[Domande sul brano]:
1. Aggiorna il brano sulla consapevolezza aperta: trascrivi il passo che comincia con "2. Consapevolezza aperta" e finisce con "avversione ( dvesa).", mettendo "memorie" al posto di "ricordi".
2. Nel brano sulla consapevolezza aperta, perché chi pratica non si fa catturare da alcun oggetto? Rispondi in una-tre frasi.
3. Rispondi alle domande sul brano sulla consapevolezza aperta.
(a) Con quale termine, indicato tra parentesi, viene chiamata la consapevolezza aperta?
(b) Da che cosa è alimentato il sistema di ricordi, giudizi e proiezioni future?
(c) A chi viene paragonata l'attenzione aperta?

[Brano]:
****************
2. Consapevolezza aperta (Dhyana). Gli oggetti della percezione creano delle onde vorticose di
pensieri attorno a quell’oggetto che continuano nel tempo anche se l’oggetto primario sparisce.
Attraverso questo sequestro emotivo, entro in un mondo fatto di ricordi, giudizi o proiezioni future
che catturano tutto, occupando tutto lo spazio mentale. Questo sistema è alimentato dal bipolarismo
desiderio (raga) – avversione ( dvesa).

La pratica della consapevolezza aperta chiede di non scegliere alcun oggetto deliberatamente, ma di
aprirsi a qualsiasi percezione nel campo della consapevolezza senza trattenere o scegliere alcun
oggetto. Quindi non mi faccio catturare da alcun oggetto, ma osservo il naturale fluire degli
oggetti. L’attenzione aperta è quindi non selettiva, e richiede prontezza ad accogliere i nuovi
oggetti che di momento in momento si presentano, senza farsi catturare da nessuno di questi. Come un
guardiano che guarda gli uomini che entrano ed escono dalla porta della città, ma non ne segue
alcuno.
****************
[Dati grezzi]:
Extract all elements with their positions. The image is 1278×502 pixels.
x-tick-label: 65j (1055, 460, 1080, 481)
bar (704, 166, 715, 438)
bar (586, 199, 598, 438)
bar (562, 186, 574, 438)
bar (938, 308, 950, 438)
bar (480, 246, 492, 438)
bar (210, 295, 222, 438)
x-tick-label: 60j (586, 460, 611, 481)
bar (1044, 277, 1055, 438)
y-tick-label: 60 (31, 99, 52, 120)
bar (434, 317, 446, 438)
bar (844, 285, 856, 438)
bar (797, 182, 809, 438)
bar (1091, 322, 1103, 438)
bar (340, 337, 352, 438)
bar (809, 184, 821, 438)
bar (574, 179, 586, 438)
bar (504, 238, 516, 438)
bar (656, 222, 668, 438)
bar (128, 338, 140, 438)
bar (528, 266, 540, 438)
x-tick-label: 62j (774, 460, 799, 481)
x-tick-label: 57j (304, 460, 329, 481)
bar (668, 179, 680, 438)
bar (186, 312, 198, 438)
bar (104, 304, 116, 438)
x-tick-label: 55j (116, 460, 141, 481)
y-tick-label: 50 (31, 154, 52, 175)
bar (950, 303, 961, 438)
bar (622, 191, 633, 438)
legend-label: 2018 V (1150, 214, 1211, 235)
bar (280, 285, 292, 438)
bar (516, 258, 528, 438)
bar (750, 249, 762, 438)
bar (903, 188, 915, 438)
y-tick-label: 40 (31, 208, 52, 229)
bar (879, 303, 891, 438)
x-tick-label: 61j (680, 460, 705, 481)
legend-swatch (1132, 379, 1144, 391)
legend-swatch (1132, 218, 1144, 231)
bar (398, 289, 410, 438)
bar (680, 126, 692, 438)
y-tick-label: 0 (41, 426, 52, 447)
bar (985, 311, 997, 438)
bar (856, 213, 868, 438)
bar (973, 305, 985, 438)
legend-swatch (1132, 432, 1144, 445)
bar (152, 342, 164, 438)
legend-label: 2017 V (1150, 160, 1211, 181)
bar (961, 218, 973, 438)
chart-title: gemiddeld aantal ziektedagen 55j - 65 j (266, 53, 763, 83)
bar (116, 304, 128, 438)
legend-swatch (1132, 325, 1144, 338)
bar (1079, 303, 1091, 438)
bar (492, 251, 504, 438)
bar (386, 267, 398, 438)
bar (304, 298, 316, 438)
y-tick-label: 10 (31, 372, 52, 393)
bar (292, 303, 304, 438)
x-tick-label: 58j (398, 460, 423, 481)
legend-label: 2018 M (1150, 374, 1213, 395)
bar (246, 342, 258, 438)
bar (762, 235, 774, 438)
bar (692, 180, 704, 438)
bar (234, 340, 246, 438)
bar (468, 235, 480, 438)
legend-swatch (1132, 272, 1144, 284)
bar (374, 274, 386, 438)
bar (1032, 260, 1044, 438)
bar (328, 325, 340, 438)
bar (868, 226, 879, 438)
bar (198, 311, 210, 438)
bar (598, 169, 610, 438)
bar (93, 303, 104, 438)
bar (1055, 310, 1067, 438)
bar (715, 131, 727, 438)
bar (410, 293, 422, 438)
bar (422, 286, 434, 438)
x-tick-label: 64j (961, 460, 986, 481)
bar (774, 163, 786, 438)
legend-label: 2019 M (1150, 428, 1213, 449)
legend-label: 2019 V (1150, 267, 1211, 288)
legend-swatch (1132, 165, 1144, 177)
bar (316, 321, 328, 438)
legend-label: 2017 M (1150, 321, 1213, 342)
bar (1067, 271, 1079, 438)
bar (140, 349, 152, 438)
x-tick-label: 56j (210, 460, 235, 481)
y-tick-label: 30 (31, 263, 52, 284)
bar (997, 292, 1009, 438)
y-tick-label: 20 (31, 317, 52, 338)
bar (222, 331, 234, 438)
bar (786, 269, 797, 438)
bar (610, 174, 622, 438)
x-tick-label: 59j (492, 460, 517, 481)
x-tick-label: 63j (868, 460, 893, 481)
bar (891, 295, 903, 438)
****************
[Risposte]:
1.
2. Consapevolezza aperta (Dhyana). Gli oggetti della percezione creano delle onde vorticose di
pensieri attorno a quell’oggetto che continuano nel tempo anche se l’oggetto primario sparisce.
Attraverso questo sequestro emotivo, entro in un mondo fatto di memorie, giudizi o proiezioni future
che catturano tutto, occupando tutto lo spazio mentale. Questo sistema è alimentato dal bipolarismo
desiderio (raga) – avversione ( dvesa).

2. Chi pratica non si fa catturare da alcun oggetto perché la pratica della consapevolezza aperta chiede di non sceglierne alcuno deliberatamente. Chiede invece di aprirsi a qualsiasi percezione nel campo della consapevolezza, senza trattenere o scegliere alcun oggetto. Per questo ci si limita a osservare il naturale fluire degli oggetti.

3.
(a) Dhyana.
(b) Dal bipolarismo desiderio (raga) – avversione (dvesa).
(c) A un guardiano che guarda gli uomini che entrano ed escono dalla porta della città, ma non ne segue alcuno.